Print all the entries verbatim.

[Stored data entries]
------------------------
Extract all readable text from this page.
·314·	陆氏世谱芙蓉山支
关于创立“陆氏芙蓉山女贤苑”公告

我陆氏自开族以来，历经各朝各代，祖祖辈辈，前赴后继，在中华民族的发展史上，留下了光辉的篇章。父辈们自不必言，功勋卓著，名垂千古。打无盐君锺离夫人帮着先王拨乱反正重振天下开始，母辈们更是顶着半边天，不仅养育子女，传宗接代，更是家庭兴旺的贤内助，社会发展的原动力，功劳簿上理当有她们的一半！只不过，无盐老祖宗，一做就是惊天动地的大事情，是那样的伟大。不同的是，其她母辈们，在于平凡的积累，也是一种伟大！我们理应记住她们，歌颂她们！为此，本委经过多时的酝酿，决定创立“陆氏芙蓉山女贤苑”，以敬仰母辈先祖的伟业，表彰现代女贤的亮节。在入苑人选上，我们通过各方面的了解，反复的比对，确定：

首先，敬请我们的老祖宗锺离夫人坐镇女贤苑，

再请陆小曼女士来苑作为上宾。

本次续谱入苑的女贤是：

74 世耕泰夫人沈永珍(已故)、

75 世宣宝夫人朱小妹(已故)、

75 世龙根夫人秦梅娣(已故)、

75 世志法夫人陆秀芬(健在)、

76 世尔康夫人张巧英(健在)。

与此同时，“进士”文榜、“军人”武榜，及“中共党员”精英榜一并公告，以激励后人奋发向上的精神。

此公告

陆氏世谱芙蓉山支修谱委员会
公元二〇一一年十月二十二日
------------------------
* [Finished task]:
Extract all readable text from this page.
·314·	陆氏世谱芙蓉山支
关于创立“陆氏芙蓉山女贤苑”公告

我陆氏自开族以来，历经各朝各代，祖祖辈辈，前赴后继，在中华民族的发展史上，留下了光辉的篇章。父辈们自不必言，功勋卓著，名垂千古。打无盐君锺离夫人帮着先王拨乱反正重振天下开始，母辈们更是顶着半边天，不仅养育子女，传宗接代，更是家庭兴旺的贤内助，社会发展的原动力，功劳簿上理当有她们的一半！只不过，无盐老祖宗，一做就是惊天动地的大事情，是那样的伟大。不同的是，其她母辈们，在于平凡的积累，也是一种伟大！我们理应记住她们，歌颂她们！为此，本委经过多时的酝酿，决定创立“陆氏芙蓉山女贤苑”，以敬仰母辈先祖的伟业，表彰现代女贤的亮节。在入苑人选上，我们通过各方面的了解，反复的比对，确定：

首先，敬请我们的老祖宗锺离夫人坐镇女贤苑，

再请陆小曼女士来苑作为上宾。

本次续谱入苑的女贤是：

74 世耕泰夫人沈永珍(已故)、

75 世宣宝夫人朱小妹(已故)、

75 世龙根夫人秦梅娣(已故)、

75 世志法夫人陆秀芬(健在)、

76 世尔康夫人张巧英(健在)。

与此同时，“进士”文榜、“军人”武榜，及“中共党员”精英榜一并公告，以激励后人奋发向上的精神。

此公告

陆氏世谱芙蓉山支修谱委员会
公元二〇一一年十月二十二日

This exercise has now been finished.